**GIVEN TASK**
Only lines holding the word "this" should be copied from the material.

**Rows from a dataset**
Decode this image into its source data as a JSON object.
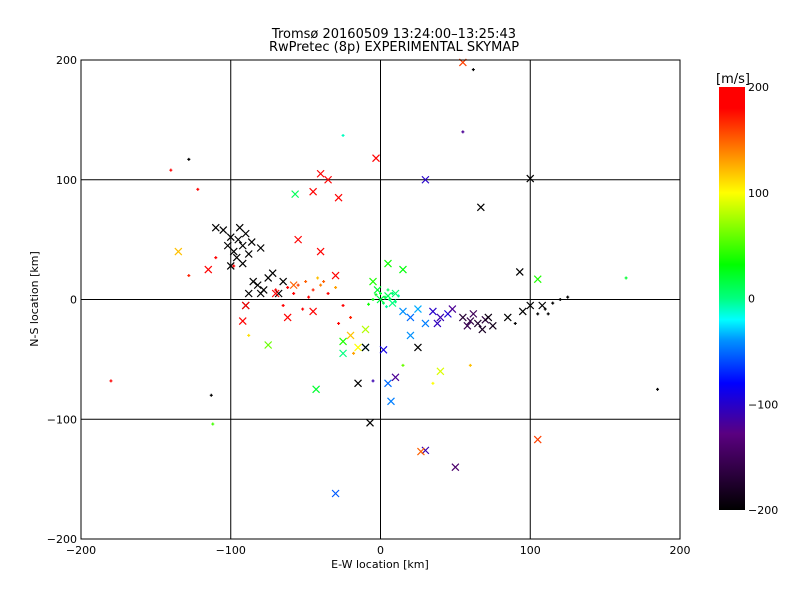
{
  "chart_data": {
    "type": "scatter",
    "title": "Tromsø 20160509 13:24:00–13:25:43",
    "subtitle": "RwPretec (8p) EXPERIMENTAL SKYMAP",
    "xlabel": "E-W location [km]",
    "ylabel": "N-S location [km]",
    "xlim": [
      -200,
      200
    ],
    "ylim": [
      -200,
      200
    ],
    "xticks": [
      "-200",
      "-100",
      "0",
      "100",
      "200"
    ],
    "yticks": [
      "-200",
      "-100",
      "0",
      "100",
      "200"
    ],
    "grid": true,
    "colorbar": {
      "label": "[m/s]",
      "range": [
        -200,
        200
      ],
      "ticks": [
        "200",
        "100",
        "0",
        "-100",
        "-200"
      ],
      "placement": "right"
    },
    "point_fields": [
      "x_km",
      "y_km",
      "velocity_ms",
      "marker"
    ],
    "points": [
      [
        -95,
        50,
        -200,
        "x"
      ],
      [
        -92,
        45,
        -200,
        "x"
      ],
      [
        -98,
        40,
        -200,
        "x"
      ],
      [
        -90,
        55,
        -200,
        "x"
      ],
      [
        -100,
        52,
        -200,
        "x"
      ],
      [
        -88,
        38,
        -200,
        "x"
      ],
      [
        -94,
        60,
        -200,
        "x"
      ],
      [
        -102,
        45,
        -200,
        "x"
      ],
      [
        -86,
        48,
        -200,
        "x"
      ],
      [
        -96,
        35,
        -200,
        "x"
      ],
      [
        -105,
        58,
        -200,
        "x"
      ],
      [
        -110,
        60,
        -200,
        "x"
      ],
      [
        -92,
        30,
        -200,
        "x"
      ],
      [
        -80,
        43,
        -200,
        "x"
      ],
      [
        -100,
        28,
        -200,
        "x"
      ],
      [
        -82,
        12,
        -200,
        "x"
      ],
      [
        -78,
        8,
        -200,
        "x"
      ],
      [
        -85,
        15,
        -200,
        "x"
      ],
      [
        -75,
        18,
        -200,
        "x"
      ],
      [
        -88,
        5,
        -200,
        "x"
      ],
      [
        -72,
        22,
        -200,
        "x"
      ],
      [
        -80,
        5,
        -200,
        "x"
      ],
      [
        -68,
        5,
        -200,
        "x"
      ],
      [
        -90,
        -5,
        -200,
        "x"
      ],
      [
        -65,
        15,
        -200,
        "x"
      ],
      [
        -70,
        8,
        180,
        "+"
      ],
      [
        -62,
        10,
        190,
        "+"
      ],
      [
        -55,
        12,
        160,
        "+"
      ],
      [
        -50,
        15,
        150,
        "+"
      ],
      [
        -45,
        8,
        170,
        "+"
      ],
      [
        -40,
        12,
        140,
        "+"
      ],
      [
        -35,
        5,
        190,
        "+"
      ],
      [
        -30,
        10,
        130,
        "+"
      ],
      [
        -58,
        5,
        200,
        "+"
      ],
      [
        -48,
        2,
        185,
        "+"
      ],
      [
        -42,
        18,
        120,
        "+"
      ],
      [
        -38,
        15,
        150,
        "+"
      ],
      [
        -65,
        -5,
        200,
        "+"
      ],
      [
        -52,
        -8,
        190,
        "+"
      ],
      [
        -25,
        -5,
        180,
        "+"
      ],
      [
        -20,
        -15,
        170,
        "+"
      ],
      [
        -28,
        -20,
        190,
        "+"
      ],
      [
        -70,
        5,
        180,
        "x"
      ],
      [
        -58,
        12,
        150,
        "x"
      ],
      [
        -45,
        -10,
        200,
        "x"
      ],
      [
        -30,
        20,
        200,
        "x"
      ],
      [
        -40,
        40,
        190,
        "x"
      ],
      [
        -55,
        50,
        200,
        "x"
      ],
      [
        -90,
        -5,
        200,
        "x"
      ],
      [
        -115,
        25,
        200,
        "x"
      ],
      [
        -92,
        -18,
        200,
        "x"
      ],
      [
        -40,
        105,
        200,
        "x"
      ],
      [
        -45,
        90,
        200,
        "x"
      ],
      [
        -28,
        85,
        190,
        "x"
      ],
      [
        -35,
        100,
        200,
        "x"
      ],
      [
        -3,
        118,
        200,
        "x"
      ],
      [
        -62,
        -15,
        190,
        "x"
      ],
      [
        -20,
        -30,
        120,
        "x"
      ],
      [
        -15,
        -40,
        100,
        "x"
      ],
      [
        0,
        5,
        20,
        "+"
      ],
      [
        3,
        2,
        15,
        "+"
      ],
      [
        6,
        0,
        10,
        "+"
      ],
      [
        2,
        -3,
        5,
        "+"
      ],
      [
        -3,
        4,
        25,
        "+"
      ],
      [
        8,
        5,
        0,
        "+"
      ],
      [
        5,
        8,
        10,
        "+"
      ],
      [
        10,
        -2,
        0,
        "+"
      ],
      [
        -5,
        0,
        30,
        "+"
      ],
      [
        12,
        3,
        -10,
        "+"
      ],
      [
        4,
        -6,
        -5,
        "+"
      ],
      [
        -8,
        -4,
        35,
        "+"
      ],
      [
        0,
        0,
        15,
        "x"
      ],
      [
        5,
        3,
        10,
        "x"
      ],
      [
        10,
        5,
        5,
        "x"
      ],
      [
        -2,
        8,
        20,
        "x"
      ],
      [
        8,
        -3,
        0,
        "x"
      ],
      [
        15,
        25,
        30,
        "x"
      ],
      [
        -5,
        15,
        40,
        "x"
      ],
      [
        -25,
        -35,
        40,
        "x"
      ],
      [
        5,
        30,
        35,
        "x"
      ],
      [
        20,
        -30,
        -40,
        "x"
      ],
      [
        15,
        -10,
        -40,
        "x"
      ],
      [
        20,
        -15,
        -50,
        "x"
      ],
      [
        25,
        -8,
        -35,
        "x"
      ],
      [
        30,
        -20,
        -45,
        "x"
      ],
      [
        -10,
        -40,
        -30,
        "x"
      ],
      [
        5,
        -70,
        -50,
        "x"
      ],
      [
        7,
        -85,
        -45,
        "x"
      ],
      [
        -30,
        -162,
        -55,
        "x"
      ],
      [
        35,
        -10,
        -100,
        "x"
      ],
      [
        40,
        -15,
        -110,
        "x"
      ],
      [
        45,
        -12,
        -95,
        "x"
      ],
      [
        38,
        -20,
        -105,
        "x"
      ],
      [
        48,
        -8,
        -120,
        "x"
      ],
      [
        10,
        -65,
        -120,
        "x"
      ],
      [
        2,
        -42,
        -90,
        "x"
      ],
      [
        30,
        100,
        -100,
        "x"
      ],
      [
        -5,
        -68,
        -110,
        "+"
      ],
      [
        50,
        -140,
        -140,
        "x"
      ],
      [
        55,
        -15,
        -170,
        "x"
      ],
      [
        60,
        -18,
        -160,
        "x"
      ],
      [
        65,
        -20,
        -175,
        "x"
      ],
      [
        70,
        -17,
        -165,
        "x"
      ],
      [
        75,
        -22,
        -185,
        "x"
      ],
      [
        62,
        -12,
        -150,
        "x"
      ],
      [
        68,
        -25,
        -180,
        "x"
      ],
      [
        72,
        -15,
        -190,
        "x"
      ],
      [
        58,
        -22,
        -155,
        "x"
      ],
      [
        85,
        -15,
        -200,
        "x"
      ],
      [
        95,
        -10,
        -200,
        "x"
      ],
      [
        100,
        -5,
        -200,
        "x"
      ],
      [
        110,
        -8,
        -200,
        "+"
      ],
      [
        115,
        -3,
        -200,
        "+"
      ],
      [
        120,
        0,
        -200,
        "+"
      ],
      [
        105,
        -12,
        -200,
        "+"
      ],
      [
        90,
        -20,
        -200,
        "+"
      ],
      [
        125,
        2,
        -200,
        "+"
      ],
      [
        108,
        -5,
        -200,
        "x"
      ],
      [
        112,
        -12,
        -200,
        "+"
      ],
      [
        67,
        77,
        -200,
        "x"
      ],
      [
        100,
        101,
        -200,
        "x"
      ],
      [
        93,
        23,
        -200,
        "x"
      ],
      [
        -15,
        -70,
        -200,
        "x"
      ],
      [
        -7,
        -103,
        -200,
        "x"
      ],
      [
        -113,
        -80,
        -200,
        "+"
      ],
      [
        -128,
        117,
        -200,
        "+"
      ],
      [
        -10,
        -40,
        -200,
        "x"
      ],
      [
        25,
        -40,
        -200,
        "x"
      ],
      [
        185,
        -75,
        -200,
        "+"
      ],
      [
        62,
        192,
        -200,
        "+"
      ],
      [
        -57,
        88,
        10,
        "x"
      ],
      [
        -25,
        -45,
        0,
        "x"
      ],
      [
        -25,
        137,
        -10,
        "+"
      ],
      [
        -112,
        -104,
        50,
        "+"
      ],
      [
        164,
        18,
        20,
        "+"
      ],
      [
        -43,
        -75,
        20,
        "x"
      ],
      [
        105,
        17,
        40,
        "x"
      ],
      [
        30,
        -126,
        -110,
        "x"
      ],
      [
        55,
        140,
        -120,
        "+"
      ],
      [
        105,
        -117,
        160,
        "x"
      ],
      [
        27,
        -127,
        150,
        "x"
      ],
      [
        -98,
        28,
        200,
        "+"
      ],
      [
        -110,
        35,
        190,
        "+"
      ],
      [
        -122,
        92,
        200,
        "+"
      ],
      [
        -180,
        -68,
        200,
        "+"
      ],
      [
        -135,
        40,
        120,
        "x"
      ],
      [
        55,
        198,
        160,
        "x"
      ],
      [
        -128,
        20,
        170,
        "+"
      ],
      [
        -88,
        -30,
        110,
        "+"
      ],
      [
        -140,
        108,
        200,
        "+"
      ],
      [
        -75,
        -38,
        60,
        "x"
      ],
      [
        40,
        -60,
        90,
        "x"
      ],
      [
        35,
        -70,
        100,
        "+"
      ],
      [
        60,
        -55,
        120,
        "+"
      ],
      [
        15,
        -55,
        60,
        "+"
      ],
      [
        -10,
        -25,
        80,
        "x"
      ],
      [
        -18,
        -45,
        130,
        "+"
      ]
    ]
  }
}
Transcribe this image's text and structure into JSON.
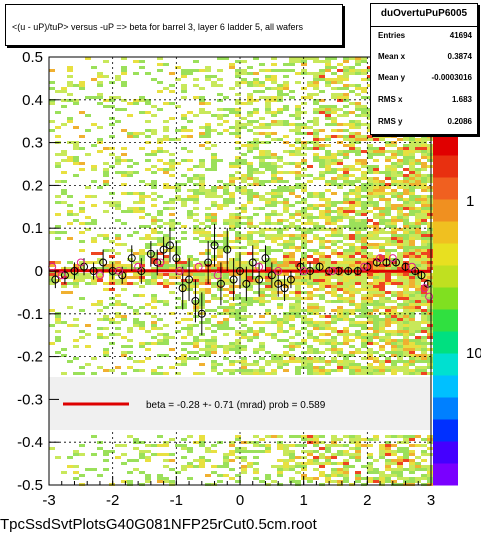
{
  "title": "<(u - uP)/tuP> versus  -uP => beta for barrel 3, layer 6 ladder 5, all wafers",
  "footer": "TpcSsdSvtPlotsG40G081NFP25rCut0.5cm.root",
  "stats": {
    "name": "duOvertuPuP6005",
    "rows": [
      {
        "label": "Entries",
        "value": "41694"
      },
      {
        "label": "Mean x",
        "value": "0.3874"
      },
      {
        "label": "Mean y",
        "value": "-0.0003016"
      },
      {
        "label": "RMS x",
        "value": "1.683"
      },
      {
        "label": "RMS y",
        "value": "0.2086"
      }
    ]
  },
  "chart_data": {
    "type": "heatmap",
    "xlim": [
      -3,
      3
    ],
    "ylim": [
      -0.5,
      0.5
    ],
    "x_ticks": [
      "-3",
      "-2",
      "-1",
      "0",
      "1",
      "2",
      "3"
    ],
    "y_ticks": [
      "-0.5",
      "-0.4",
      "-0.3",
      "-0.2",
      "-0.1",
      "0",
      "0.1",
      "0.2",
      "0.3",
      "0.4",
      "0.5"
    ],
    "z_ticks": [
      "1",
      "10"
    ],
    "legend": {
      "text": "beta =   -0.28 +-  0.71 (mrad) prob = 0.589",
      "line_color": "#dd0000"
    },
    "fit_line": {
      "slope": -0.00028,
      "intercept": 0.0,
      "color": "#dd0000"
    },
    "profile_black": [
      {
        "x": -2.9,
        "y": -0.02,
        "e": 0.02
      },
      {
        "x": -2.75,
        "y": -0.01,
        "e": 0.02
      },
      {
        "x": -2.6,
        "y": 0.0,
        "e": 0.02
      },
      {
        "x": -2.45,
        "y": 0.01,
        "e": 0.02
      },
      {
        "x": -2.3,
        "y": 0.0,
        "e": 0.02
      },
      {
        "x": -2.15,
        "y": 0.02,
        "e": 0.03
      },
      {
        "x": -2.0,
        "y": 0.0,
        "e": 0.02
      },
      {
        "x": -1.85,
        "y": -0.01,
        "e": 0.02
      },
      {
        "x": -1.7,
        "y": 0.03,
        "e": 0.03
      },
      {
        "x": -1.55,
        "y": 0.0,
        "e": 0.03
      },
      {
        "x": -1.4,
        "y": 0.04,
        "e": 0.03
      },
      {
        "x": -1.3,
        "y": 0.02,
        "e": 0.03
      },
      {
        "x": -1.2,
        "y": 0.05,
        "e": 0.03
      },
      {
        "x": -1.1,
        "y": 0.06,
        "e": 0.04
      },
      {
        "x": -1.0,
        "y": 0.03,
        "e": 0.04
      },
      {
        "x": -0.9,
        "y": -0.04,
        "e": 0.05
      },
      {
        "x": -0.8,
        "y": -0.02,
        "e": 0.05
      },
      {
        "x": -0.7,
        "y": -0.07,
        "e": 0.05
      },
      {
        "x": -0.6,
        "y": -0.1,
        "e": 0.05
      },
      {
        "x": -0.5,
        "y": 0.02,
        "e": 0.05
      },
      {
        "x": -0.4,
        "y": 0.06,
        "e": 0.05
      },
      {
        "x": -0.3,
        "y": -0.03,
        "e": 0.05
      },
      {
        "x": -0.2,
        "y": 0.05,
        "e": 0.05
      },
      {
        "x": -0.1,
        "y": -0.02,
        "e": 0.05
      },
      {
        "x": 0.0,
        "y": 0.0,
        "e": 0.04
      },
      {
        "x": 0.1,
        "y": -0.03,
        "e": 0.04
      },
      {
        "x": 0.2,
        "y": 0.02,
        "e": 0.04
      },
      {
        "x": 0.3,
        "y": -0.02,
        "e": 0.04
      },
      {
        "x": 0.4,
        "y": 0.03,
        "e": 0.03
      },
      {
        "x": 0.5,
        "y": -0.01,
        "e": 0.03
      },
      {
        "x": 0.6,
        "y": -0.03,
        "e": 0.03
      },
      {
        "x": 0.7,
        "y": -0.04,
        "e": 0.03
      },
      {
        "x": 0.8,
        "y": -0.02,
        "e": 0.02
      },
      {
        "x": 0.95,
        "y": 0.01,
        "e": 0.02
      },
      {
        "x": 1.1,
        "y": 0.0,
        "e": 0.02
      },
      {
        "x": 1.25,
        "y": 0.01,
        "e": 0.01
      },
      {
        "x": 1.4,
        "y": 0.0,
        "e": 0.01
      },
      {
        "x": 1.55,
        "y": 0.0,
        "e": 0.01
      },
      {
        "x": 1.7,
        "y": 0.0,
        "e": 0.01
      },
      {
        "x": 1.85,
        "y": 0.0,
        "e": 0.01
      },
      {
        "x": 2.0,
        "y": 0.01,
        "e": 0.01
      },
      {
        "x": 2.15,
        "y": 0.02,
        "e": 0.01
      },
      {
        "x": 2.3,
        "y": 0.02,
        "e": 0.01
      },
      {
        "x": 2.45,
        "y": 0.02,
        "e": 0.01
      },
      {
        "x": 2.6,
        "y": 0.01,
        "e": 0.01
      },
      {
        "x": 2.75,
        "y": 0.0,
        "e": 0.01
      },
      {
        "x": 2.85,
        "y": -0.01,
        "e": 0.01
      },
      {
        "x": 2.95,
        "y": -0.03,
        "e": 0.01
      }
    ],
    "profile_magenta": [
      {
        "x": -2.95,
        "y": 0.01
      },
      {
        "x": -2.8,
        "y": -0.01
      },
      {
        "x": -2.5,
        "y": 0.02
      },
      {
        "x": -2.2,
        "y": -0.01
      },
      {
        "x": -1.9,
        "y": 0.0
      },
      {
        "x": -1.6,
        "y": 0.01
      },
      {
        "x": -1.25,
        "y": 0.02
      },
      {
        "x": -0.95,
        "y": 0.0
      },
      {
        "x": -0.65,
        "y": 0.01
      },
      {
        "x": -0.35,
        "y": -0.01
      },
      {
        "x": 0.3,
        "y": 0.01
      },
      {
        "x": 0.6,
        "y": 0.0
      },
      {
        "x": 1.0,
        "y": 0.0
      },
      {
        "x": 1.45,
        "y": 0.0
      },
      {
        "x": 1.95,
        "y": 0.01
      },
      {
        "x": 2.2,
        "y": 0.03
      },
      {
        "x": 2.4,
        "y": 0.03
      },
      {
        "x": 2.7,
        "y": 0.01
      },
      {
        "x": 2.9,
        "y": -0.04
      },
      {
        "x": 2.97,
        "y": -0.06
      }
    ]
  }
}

**FULL OUTPUT**
Decode this image into its source data as a JSON object.
Transcribe this image's text and structure into JSON.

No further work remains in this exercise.